Print every record below exactly as written.

# Start of Stored records

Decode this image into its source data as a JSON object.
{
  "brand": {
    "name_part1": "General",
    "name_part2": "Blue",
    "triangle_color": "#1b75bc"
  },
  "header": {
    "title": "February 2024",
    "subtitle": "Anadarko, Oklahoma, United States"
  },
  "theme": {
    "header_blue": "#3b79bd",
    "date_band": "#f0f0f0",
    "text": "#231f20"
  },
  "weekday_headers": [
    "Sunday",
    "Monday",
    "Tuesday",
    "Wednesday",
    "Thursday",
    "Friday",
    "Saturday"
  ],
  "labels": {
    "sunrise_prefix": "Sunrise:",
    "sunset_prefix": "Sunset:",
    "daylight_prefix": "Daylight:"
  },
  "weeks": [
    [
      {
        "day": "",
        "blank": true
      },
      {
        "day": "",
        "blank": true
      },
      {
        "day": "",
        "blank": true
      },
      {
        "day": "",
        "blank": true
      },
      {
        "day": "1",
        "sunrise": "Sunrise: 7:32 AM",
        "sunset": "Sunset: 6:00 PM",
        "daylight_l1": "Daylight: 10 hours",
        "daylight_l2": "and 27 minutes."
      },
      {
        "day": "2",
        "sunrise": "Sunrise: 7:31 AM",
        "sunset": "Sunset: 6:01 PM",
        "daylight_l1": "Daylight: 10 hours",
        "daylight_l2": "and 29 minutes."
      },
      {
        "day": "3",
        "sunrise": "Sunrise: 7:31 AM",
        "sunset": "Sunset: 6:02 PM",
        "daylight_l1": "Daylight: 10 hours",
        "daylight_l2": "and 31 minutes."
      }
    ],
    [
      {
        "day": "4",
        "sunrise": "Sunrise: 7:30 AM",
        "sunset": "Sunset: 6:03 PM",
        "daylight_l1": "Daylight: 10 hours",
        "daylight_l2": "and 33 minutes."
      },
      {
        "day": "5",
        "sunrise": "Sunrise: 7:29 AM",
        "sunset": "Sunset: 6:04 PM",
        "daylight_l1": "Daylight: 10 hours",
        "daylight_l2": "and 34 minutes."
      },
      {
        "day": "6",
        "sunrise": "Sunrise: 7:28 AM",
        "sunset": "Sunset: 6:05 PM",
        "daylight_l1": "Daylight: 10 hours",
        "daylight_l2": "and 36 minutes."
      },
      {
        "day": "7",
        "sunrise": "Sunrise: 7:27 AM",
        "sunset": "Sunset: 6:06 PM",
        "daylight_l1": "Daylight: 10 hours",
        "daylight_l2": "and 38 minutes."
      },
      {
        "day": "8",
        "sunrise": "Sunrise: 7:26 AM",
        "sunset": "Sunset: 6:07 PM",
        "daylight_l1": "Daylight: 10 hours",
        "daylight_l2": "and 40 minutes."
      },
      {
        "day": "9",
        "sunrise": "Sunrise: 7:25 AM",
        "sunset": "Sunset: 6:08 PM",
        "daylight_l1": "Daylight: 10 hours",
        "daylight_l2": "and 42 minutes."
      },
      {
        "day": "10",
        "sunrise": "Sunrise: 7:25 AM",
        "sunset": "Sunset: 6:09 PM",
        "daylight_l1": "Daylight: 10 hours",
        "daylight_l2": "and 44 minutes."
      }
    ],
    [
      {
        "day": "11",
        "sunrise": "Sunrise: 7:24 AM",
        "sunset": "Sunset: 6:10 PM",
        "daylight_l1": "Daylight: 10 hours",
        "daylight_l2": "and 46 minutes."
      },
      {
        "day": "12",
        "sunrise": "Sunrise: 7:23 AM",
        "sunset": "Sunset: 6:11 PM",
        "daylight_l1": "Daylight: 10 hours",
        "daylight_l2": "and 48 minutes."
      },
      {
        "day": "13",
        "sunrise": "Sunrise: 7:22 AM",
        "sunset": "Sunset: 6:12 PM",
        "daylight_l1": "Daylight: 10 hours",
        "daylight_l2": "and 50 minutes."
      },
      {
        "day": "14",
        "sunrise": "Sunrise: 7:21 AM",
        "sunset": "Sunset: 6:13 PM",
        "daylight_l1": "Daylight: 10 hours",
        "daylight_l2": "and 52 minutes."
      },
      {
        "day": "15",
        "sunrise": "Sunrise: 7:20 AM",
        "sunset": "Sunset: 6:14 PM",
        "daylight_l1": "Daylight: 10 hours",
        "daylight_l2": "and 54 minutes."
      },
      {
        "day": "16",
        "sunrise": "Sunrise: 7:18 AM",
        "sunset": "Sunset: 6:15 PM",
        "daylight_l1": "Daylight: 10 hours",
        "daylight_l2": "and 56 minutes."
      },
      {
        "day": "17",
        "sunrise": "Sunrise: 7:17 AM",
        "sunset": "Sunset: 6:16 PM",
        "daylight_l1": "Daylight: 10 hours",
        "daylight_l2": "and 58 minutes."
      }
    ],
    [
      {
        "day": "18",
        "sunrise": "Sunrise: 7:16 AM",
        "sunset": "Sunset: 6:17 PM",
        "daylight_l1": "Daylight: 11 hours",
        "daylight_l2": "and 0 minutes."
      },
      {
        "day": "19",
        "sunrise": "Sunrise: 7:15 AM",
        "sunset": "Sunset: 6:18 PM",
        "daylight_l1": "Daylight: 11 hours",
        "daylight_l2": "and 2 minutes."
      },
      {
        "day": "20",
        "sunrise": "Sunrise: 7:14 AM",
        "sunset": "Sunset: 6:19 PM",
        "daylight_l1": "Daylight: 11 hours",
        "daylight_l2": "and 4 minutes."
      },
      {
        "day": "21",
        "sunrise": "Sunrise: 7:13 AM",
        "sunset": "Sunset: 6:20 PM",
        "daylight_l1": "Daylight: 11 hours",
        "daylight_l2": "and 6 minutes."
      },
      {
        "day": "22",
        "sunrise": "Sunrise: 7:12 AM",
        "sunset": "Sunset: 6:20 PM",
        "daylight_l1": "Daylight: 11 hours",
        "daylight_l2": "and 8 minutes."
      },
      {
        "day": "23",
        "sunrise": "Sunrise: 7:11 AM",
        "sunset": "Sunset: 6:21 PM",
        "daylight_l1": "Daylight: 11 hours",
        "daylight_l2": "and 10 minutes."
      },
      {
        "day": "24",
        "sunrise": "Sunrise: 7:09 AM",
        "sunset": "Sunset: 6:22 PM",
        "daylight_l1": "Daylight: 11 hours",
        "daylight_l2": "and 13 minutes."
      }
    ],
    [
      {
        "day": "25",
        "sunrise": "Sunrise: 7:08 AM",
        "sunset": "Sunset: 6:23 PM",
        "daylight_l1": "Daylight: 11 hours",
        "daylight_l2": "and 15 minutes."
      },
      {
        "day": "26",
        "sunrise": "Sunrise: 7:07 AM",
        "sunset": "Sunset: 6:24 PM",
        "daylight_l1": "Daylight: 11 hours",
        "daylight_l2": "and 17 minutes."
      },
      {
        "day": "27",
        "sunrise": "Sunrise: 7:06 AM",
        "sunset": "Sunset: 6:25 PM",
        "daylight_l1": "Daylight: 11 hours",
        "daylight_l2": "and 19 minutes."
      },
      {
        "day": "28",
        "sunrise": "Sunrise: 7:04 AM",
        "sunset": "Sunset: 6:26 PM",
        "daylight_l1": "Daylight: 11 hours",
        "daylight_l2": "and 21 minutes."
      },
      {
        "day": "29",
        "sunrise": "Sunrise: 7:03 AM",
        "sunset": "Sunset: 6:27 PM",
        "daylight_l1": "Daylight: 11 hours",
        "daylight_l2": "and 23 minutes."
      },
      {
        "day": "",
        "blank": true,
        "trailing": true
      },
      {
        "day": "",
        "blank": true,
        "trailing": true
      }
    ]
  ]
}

# End of Stored records

- [Output]
Decode this image into its source data as a JSON object.
{
  "brand": {
    "name_part1": "General",
    "name_part2": "Blue",
    "triangle_color": "#1b75bc"
  },
  "header": {
    "title": "February 2024",
    "subtitle": "Anadarko, Oklahoma, United States"
  },
  "theme": {
    "header_blue": "#3b79bd",
    "date_band": "#f0f0f0",
    "text": "#231f20"
  },
  "weekday_headers": [
    "Sunday",
    "Monday",
    "Tuesday",
    "Wednesday",
    "Thursday",
    "Friday",
    "Saturday"
  ],
  "labels": {
    "sunrise_prefix": "Sunrise:",
    "sunset_prefix": "Sunset:",
    "daylight_prefix": "Daylight:"
  },
  "weeks": [
    [
      {
        "day": "",
        "blank": true
      },
      {
        "day": "",
        "blank": true
      },
      {
        "day": "",
        "blank": true
      },
      {
        "day": "",
        "blank": true
      },
      {
        "day": "1",
        "sunrise": "Sunrise: 7:32 AM",
        "sunset": "Sunset: 6:00 PM",
        "daylight_l1": "Daylight: 10 hours",
        "daylight_l2": "and 27 minutes."
      },
      {
        "day": "2",
        "sunrise": "Sunrise: 7:31 AM",
        "sunset": "Sunset: 6:01 PM",
        "daylight_l1": "Daylight: 10 hours",
        "daylight_l2": "and 29 minutes."
      },
      {
        "day": "3",
        "sunrise": "Sunrise: 7:31 AM",
        "sunset": "Sunset: 6:02 PM",
        "daylight_l1": "Daylight: 10 hours",
        "daylight_l2": "and 31 minutes."
      }
    ],
    [
      {
        "day": "4",
        "sunrise": "Sunrise: 7:30 AM",
        "sunset": "Sunset: 6:03 PM",
        "daylight_l1": "Daylight: 10 hours",
        "daylight_l2": "and 33 minutes."
      },
      {
        "day": "5",
        "sunrise": "Sunrise: 7:29 AM",
        "sunset": "Sunset: 6:04 PM",
        "daylight_l1": "Daylight: 10 hours",
        "daylight_l2": "and 34 minutes."
      },
      {
        "day": "6",
        "sunrise": "Sunrise: 7:28 AM",
        "sunset": "Sunset: 6:05 PM",
        "daylight_l1": "Daylight: 10 hours",
        "daylight_l2": "and 36 minutes."
      },
      {
        "day": "7",
        "sunrise": "Sunrise: 7:27 AM",
        "sunset": "Sunset: 6:06 PM",
        "daylight_l1": "Daylight: 10 hours",
        "daylight_l2": "and 38 minutes."
      },
      {
        "day": "8",
        "sunrise": "Sunrise: 7:26 AM",
        "sunset": "Sunset: 6:07 PM",
        "daylight_l1": "Daylight: 10 hours",
        "daylight_l2": "and 40 minutes."
      },
      {
        "day": "9",
        "sunrise": "Sunrise: 7:25 AM",
        "sunset": "Sunset: 6:08 PM",
        "daylight_l1": "Daylight: 10 hours",
        "daylight_l2": "and 42 minutes."
      },
      {
        "day": "10",
        "sunrise": "Sunrise: 7:25 AM",
        "sunset": "Sunset: 6:09 PM",
        "daylight_l1": "Daylight: 10 hours",
        "daylight_l2": "and 44 minutes."
      }
    ],
    [
      {
        "day": "11",
        "sunrise": "Sunrise: 7:24 AM",
        "sunset": "Sunset: 6:10 PM",
        "daylight_l1": "Daylight: 10 hours",
        "daylight_l2": "and 46 minutes."
      },
      {
        "day": "12",
        "sunrise": "Sunrise: 7:23 AM",
        "sunset": "Sunset: 6:11 PM",
        "daylight_l1": "Daylight: 10 hours",
        "daylight_l2": "and 48 minutes."
      },
      {
        "day": "13",
        "sunrise": "Sunrise: 7:22 AM",
        "sunset": "Sunset: 6:12 PM",
        "daylight_l1": "Daylight: 10 hours",
        "daylight_l2": "and 50 minutes."
      },
      {
        "day": "14",
        "sunrise": "Sunrise: 7:21 AM",
        "sunset": "Sunset: 6:13 PM",
        "daylight_l1": "Daylight: 10 hours",
        "daylight_l2": "and 52 minutes."
      },
      {
        "day": "15",
        "sunrise": "Sunrise: 7:20 AM",
        "sunset": "Sunset: 6:14 PM",
        "daylight_l1": "Daylight: 10 hours",
        "daylight_l2": "and 54 minutes."
      },
      {
        "day": "16",
        "sunrise": "Sunrise: 7:18 AM",
        "sunset": "Sunset: 6:15 PM",
        "daylight_l1": "Daylight: 10 hours",
        "daylight_l2": "and 56 minutes."
      },
      {
        "day": "17",
        "sunrise": "Sunrise: 7:17 AM",
        "sunset": "Sunset: 6:16 PM",
        "daylight_l1": "Daylight: 10 hours",
        "daylight_l2": "and 58 minutes."
      }
    ],
    [
      {
        "day": "18",
        "sunrise": "Sunrise: 7:16 AM",
        "sunset": "Sunset: 6:17 PM",
        "daylight_l1": "Daylight: 11 hours",
        "daylight_l2": "and 0 minutes."
      },
      {
        "day": "19",
        "sunrise": "Sunrise: 7:15 AM",
        "sunset": "Sunset: 6:18 PM",
        "daylight_l1": "Daylight: 11 hours",
        "daylight_l2": "and 2 minutes."
      },
      {
        "day": "20",
        "sunrise": "Sunrise: 7:14 AM",
        "sunset": "Sunset: 6:19 PM",
        "daylight_l1": "Daylight: 11 hours",
        "daylight_l2": "and 4 minutes."
      },
      {
        "day": "21",
        "sunrise": "Sunrise: 7:13 AM",
        "sunset": "Sunset: 6:20 PM",
        "daylight_l1": "Daylight: 11 hours",
        "daylight_l2": "and 6 minutes."
      },
      {
        "day": "22",
        "sunrise": "Sunrise: 7:12 AM",
        "sunset": "Sunset: 6:20 PM",
        "daylight_l1": "Daylight: 11 hours",
        "daylight_l2": "and 8 minutes."
      },
      {
        "day": "23",
        "sunrise": "Sunrise: 7:11 AM",
        "sunset": "Sunset: 6:21 PM",
        "daylight_l1": "Daylight: 11 hours",
        "daylight_l2": "and 10 minutes."
      },
      {
        "day": "24",
        "sunrise": "Sunrise: 7:09 AM",
        "sunset": "Sunset: 6:22 PM",
        "daylight_l1": "Daylight: 11 hours",
        "daylight_l2": "and 13 minutes."
      }
    ],
    [
      {
        "day": "25",
        "sunrise": "Sunrise: 7:08 AM",
        "sunset": "Sunset: 6:23 PM",
        "daylight_l1": "Daylight: 11 hours",
        "daylight_l2": "and 15 minutes."
      },
      {
        "day": "26",
        "sunrise": "Sunrise: 7:07 AM",
        "sunset": "Sunset: 6:24 PM",
        "daylight_l1": "Daylight: 11 hours",
        "daylight_l2": "and 17 minutes."
      },
      {
        "day": "27",
        "sunrise": "Sunrise: 7:06 AM",
        "sunset": "Sunset: 6:25 PM",
        "daylight_l1": "Daylight: 11 hours",
        "daylight_l2": "and 19 minutes."
      },
      {
        "day": "28",
        "sunrise": "Sunrise: 7:04 AM",
        "sunset": "Sunset: 6:26 PM",
        "daylight_l1": "Daylight: 11 hours",
        "daylight_l2": "and 21 minutes."
      },
      {
        "day": "29",
        "sunrise": "Sunrise: 7:03 AM",
        "sunset": "Sunset: 6:27 PM",
        "daylight_l1": "Daylight: 11 hours",
        "daylight_l2": "and 23 minutes."
      },
      {
        "day": "",
        "blank": true,
        "trailing": true
      },
      {
        "day": "",
        "blank": true,
        "trailing": true
      }
    ]
  ]
}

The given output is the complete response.